● TEXT UNDER STUDY
So the mainstays of therapy in that population are iron supplementation, intravenous iron given regularly on dialysis. And with dialysis patients, we do have the advantage of having them, so to speak, captive, especially if they're in-center hemodialysis patients. We measure their CBCs and their iron levels, et cetera, on a regular basis. And if they need parenteral therapy, either iron or an ESA, it's very easy to administer it through the dialysis circuit so that it's basically invisible to the patient. However, again, we have subsets of patients that don't respond adequately to conventional therapy. They remain anemic with hemoglobins less than 10, despite what we would consider to be generous doses of ESAs and iron. And this is the subset of patients that we call ESA-hyporesponsive. And it's estimated that this is anywhere between 15% and 20% of dialysis patients at any given time. And they're not necessarily the same patients months after month. Patients go in and out of this category, depending upon intercurrent illnesses, hospitalizations, inflammatory states, et cetera. But any given month, you probably will find about 15% to 20% of patients who meet the definition of ESA hyporesponsiveness, either they're on a very high dose of ESA to achieve the target hemoglobin level, or they don't achieve the target hemoglobin level.

● INSTRUCTIONS FOR THE TASK
Copy out the full passage on anemia management in dialysis patients word for word. None of the items affect this work.

● INFORMATION GIVEN

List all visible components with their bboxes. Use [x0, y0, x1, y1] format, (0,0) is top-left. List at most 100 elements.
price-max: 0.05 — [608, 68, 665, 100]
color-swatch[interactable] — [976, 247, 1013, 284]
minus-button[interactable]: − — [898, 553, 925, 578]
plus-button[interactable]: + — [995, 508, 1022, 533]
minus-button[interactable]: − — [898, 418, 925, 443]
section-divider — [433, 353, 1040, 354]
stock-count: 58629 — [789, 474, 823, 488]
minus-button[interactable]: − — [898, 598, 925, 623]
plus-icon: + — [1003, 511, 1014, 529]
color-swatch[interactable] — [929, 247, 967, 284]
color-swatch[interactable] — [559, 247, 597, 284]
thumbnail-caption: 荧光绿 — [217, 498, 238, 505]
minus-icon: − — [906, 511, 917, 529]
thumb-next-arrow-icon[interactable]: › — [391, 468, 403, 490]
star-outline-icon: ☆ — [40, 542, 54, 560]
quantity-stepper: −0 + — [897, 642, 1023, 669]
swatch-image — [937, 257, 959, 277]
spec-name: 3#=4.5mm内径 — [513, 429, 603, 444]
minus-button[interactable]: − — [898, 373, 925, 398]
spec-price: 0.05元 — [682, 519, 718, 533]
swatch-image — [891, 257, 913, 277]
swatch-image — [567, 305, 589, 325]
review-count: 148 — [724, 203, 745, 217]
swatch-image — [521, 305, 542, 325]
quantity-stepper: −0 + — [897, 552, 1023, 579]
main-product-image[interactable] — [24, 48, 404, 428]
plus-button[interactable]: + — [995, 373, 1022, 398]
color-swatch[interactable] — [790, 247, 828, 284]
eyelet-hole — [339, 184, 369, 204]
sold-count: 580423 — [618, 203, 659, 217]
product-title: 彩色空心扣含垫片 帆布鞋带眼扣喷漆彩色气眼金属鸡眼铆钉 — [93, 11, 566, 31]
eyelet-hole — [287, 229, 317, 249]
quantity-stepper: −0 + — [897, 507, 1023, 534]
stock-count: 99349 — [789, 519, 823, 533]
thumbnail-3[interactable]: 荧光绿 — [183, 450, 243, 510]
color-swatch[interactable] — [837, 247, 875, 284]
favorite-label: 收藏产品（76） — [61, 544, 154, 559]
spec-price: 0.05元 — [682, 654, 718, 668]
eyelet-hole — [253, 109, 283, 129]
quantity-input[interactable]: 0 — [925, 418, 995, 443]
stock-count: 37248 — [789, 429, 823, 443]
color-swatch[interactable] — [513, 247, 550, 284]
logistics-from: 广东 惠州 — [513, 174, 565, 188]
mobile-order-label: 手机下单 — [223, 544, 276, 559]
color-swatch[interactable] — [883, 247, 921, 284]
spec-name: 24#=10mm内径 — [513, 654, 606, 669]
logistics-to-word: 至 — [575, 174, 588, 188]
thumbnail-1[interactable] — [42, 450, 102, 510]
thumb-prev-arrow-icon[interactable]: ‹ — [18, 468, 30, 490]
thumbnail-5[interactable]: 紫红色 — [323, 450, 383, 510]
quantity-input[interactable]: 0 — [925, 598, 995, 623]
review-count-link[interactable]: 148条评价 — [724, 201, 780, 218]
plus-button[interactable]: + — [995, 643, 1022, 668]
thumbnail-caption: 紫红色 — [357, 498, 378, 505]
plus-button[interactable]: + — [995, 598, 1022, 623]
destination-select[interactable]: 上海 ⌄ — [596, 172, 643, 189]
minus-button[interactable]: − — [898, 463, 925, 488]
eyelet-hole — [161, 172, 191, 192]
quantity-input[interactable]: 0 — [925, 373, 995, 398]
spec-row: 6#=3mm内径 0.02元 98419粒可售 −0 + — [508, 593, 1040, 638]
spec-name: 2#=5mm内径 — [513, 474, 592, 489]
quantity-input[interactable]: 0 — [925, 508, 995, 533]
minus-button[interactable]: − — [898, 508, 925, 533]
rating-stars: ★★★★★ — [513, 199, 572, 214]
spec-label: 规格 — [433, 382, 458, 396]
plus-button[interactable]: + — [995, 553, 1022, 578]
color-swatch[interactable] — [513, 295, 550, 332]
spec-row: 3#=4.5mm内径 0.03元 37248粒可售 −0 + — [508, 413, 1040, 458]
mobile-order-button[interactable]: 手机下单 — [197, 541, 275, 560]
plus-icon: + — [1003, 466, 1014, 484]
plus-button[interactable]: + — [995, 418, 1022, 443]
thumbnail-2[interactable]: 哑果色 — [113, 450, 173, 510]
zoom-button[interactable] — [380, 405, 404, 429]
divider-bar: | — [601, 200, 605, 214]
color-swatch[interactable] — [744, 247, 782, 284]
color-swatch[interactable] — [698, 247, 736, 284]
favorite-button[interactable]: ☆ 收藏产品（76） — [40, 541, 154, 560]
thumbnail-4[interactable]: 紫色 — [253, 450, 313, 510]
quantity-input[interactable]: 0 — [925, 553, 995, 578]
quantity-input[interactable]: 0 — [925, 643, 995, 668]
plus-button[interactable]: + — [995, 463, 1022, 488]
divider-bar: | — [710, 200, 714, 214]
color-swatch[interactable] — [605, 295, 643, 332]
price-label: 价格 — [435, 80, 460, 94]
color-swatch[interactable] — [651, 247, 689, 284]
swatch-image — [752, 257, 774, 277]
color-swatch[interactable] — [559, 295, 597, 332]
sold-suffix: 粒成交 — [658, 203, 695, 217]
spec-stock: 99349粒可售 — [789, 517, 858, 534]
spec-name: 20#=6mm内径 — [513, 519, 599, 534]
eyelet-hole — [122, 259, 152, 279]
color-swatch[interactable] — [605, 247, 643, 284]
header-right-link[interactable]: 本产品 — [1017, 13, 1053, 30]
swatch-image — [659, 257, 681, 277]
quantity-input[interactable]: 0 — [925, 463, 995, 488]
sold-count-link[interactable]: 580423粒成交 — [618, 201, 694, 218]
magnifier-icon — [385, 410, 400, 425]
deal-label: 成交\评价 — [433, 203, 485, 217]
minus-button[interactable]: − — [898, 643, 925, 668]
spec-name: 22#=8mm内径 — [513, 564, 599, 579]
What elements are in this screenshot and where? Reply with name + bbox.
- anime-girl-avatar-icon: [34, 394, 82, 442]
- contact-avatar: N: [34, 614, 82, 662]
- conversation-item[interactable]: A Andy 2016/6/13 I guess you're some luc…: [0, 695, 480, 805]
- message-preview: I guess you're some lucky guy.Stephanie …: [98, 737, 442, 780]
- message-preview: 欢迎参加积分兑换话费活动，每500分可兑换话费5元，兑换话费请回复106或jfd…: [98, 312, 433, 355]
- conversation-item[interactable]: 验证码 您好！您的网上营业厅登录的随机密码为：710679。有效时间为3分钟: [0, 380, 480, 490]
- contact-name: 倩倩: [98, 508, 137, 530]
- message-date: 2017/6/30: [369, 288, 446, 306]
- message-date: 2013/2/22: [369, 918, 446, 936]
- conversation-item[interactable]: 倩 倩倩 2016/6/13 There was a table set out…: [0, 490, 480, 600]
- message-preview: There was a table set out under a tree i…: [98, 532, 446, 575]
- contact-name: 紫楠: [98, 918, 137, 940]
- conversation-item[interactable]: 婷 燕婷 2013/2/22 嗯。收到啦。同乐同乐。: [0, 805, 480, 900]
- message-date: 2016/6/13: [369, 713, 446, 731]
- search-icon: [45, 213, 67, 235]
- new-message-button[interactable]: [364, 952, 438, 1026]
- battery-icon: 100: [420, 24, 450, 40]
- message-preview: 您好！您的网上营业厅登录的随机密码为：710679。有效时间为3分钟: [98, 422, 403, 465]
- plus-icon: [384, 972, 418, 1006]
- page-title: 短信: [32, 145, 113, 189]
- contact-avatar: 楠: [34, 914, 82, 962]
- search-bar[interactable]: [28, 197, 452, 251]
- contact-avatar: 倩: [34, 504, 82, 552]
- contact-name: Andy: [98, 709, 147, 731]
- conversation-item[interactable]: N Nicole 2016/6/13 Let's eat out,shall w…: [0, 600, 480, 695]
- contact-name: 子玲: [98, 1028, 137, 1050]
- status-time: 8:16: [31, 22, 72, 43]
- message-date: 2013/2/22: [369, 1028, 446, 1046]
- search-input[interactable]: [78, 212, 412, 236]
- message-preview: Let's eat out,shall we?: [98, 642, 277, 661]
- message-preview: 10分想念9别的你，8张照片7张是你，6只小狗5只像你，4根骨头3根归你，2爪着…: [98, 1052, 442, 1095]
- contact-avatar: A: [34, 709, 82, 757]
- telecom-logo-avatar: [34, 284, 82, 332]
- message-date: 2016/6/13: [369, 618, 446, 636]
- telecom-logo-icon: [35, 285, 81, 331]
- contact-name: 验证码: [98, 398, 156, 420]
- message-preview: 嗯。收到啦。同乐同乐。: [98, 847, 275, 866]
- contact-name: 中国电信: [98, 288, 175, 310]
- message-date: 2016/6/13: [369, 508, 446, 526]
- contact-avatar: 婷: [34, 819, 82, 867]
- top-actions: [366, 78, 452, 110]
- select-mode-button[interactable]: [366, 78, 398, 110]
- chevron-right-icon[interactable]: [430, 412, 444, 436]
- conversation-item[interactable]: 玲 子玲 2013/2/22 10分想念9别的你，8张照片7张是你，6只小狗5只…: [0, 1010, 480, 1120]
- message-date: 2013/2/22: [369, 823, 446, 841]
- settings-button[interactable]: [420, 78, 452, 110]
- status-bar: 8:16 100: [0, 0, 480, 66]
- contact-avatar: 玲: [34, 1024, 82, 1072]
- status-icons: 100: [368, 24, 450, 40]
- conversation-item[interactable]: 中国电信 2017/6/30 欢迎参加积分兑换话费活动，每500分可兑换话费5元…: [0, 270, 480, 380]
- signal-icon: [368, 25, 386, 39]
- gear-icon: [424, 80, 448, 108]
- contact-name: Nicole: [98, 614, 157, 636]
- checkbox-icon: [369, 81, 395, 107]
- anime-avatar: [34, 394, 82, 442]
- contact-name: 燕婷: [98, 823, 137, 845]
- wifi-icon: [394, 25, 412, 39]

● EXERCISE RESULT
So the mainstays of therapy in that population are iron supplementation, intravenous iron given regularly on dialysis. And with dialysis patients, we do have the advantage of having them, so to speak, captive, especially if they're in-center hemodialysis patients. We measure their CBCs and their iron levels, et cetera, on a regular basis. And if they need parenteral therapy, either iron or an ESA, it's very easy to administer it through the dialysis circuit so that it's basically invisible to the patient. However, again, we have subsets of patients that don't respond adequately to conventional therapy. They remain anemic with hemoglobins less than 10, despite what we would consider to be generous doses of ESAs and iron. And this is the subset of patients that we call ESA-hyporesponsive. And it's estimated that this is anywhere between 15% and 20% of dialysis patients at any given time. And they're not necessarily the same patients months after month. Patients go in and out of this category, depending upon intercurrent illnesses, hospitalizations, inflammatory states, et cetera. But any given month, you probably will find about 15% to 20% of patients who meet the definition of ESA hyporesponsiveness, either they're on a very high dose of ESA to achieve the target hemoglobin level, or they don't achieve the target hemoglobin level.